(Data entries)
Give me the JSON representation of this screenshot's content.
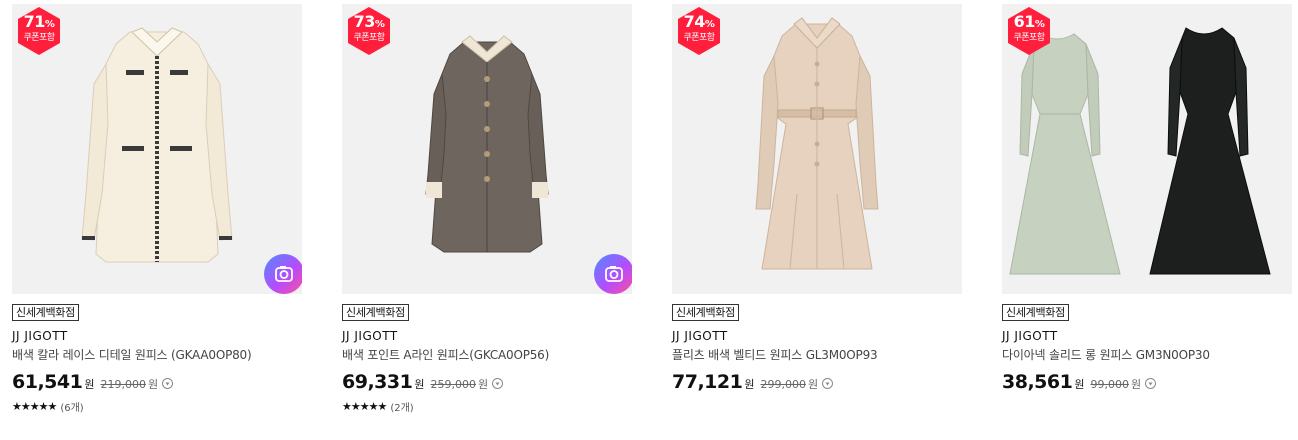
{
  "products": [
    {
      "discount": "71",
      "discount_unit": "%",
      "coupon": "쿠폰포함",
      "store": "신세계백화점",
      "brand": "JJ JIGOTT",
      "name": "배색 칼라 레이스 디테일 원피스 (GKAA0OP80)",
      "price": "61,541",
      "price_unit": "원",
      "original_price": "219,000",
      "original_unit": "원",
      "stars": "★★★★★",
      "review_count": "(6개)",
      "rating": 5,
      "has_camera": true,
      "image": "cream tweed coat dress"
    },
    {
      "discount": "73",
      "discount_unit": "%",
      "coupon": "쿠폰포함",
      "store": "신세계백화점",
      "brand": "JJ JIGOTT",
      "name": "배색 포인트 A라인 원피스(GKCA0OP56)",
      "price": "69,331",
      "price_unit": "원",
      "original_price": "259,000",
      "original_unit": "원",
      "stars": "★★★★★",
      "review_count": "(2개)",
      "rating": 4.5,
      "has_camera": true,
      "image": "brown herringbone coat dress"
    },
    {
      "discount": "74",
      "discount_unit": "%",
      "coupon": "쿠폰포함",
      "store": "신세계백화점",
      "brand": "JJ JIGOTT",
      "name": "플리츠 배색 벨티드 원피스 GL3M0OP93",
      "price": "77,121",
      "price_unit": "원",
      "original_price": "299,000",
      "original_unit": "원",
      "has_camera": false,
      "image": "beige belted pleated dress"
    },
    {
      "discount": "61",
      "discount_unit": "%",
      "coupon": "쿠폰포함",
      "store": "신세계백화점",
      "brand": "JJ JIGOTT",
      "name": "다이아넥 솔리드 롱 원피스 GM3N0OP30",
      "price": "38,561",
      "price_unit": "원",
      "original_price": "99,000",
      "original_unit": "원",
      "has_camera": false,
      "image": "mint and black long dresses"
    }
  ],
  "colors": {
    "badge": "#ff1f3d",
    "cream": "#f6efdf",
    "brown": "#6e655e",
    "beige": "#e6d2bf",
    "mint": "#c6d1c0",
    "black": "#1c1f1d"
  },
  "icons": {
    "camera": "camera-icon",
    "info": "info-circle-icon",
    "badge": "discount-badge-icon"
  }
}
--
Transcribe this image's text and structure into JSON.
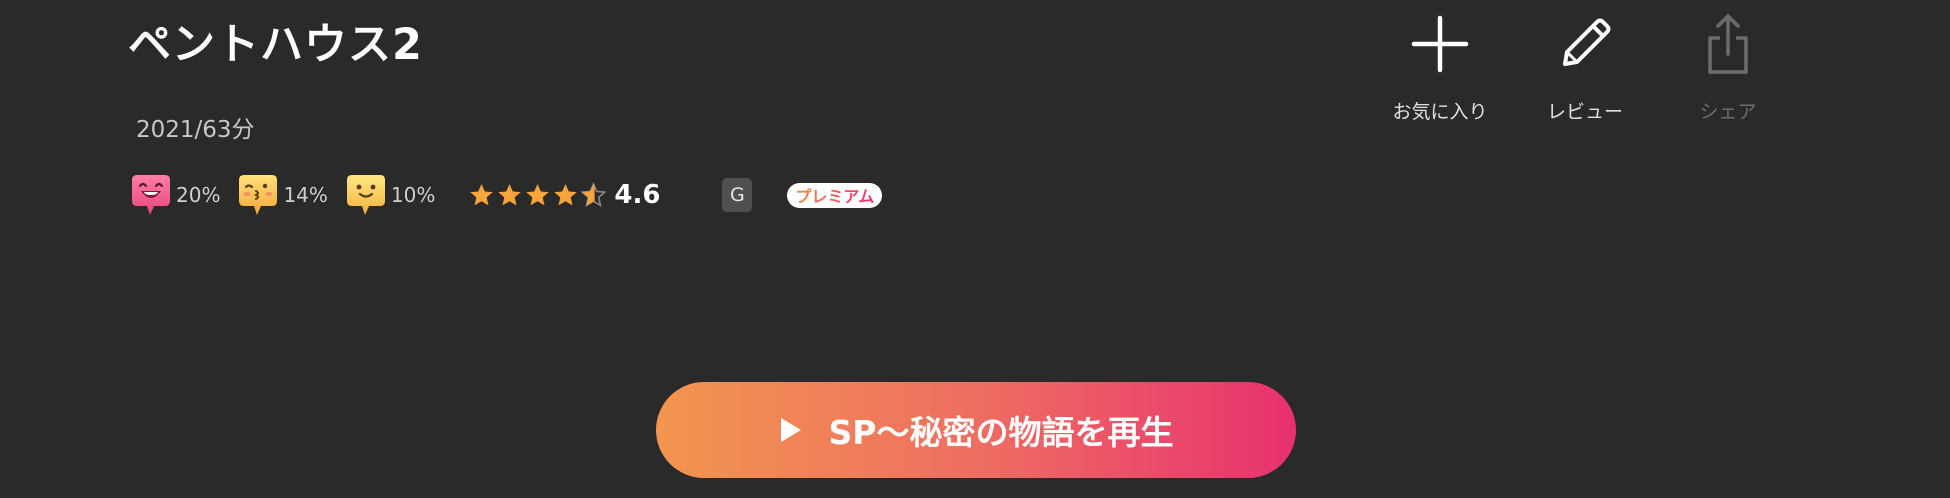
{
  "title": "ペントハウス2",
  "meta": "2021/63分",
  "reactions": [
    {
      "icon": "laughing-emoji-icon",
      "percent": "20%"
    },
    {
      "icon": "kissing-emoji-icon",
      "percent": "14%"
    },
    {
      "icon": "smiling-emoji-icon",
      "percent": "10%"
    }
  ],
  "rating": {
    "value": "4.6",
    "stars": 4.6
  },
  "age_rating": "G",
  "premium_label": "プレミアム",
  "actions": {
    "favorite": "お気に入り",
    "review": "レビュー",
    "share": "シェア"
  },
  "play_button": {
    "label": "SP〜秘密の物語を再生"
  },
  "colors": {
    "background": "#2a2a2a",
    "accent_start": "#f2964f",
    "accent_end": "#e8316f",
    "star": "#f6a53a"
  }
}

#### Instruction
Each line in the material either holds the string "image" or does not. State how many do, and nothing else.

#### Result of this task
5